§ **What you are asked to do**: Lines holding the string "výdeje" are the ones to copy from this listing.

§ **Data listing**:

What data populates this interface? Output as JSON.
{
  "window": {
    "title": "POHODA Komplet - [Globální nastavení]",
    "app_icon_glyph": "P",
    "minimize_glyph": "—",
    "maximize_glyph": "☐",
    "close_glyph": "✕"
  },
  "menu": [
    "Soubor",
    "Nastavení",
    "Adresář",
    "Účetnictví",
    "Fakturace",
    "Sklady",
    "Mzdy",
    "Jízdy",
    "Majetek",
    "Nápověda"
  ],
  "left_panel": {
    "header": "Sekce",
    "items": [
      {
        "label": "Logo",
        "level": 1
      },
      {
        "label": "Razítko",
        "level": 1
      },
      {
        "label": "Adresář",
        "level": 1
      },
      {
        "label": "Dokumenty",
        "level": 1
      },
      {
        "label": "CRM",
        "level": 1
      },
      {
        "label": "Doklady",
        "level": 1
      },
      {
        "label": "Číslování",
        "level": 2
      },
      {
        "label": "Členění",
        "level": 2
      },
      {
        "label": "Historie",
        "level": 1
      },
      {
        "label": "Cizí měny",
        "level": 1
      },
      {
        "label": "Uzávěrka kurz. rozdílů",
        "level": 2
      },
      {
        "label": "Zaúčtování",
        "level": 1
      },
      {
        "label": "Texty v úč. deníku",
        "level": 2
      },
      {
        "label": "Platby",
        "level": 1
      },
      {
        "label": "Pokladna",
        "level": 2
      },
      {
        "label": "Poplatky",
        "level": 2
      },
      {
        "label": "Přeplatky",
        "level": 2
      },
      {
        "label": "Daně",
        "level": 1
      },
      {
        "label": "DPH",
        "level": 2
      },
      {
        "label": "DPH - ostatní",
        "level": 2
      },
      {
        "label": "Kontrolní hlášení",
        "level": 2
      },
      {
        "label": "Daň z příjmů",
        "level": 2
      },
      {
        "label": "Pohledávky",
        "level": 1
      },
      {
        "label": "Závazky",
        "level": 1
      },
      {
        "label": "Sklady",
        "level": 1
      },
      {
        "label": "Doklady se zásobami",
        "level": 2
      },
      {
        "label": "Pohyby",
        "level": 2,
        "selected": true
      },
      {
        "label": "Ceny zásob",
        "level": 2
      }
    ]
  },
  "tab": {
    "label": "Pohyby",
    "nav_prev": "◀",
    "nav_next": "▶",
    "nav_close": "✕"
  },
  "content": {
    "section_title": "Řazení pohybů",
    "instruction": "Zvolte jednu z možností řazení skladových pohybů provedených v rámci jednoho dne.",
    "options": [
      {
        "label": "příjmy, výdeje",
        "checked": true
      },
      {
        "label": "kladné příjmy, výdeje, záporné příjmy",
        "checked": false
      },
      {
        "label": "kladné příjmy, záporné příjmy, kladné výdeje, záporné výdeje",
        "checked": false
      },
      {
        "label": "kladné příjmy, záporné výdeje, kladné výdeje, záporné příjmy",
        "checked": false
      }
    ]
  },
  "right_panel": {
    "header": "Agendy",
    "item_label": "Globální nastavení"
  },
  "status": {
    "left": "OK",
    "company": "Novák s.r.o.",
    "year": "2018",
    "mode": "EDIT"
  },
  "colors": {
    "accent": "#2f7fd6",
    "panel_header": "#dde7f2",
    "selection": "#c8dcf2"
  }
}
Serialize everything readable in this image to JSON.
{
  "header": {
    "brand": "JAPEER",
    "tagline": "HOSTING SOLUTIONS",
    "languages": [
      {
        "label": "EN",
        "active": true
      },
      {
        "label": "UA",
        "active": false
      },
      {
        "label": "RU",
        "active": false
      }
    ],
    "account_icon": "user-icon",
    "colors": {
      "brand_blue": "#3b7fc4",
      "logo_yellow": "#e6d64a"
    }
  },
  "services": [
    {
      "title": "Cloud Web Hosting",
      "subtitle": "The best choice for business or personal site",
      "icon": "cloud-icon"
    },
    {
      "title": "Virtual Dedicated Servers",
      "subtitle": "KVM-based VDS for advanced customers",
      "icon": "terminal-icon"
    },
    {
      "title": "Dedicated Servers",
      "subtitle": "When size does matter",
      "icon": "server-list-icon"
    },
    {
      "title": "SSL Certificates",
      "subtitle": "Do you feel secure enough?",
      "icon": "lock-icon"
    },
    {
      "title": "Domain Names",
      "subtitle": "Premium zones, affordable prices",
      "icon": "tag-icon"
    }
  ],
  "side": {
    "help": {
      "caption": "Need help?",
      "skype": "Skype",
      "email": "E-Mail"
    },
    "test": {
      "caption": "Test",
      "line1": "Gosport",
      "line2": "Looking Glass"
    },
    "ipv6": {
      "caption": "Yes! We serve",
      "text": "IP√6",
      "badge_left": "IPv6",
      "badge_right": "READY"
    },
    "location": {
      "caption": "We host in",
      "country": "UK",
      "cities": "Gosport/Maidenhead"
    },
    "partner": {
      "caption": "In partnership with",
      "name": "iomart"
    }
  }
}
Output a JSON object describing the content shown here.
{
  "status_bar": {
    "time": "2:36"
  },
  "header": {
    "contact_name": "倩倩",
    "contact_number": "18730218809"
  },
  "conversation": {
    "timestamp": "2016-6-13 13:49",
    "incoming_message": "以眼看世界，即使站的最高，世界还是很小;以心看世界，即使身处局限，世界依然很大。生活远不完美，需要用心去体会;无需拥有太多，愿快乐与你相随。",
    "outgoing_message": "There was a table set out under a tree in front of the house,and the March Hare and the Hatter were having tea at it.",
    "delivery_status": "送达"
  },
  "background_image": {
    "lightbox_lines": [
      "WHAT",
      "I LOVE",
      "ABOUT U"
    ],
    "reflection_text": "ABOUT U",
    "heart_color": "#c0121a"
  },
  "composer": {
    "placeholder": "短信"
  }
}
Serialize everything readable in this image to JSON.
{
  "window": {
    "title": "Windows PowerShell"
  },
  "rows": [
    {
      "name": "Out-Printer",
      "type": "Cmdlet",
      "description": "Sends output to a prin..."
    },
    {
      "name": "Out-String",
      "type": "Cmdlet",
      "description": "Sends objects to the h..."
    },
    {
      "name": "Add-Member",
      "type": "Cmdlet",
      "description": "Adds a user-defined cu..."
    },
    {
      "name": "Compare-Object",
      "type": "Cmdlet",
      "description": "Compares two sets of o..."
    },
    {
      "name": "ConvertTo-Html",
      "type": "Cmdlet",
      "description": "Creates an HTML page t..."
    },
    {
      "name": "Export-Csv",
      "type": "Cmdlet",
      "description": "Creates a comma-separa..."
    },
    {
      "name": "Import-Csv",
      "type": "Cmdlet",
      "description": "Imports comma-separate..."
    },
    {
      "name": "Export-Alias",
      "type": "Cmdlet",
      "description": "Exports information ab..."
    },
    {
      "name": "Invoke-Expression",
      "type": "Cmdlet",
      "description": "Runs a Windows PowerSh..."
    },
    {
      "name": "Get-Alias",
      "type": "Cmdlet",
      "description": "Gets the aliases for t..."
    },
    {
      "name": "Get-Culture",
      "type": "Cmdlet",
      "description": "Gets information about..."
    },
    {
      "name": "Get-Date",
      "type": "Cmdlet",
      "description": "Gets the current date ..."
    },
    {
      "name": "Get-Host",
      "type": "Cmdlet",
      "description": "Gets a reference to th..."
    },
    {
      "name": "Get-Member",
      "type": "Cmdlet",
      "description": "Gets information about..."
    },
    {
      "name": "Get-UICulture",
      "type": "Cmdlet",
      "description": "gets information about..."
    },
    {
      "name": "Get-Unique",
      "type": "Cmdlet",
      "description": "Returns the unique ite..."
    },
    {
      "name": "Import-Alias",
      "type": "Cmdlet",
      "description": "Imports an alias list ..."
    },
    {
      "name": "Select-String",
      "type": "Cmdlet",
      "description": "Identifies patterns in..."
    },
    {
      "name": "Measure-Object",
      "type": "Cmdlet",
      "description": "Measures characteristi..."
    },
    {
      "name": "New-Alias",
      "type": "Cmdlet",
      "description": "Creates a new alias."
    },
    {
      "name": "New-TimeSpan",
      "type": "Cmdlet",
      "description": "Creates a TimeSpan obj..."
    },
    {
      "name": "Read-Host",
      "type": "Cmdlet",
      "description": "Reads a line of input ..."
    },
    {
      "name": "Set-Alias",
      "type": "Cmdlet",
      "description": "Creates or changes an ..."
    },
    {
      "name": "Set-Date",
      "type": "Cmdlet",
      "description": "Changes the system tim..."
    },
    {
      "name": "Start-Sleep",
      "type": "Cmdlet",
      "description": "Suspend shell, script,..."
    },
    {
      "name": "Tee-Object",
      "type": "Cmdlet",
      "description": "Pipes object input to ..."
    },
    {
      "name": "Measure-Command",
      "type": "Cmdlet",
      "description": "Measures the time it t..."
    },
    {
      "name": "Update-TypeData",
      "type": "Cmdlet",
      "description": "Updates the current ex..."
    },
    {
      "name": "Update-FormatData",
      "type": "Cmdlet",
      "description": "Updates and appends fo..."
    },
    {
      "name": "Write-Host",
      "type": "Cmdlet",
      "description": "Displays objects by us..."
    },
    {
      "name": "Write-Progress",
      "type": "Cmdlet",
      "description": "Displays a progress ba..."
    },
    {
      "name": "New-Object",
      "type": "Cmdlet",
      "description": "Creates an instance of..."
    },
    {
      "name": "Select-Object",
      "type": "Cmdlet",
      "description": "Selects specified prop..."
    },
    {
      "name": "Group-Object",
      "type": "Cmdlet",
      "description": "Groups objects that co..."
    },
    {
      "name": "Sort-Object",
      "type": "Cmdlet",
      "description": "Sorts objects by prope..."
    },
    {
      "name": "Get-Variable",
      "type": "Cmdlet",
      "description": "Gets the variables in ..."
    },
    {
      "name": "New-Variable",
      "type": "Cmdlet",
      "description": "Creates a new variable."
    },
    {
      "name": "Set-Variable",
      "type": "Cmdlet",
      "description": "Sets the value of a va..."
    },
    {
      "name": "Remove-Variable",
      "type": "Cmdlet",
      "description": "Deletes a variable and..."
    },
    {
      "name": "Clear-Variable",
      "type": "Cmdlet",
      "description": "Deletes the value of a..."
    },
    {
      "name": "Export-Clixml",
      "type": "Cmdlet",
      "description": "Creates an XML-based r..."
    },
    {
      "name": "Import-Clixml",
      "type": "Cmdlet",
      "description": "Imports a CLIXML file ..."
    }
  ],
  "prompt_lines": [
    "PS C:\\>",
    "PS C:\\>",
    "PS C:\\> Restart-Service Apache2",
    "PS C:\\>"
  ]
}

§ **Answer to this exercise**:
        "label": "příjmy, výdeje",
        "label": "kladné příjmy, výdeje, záporné příjmy",
        "label": "kladné příjmy, záporné příjmy, kladné výdeje, záporné výdeje",
        "label": "kladné příjmy, záporné výdeje, kladné výdeje, záporné příjmy",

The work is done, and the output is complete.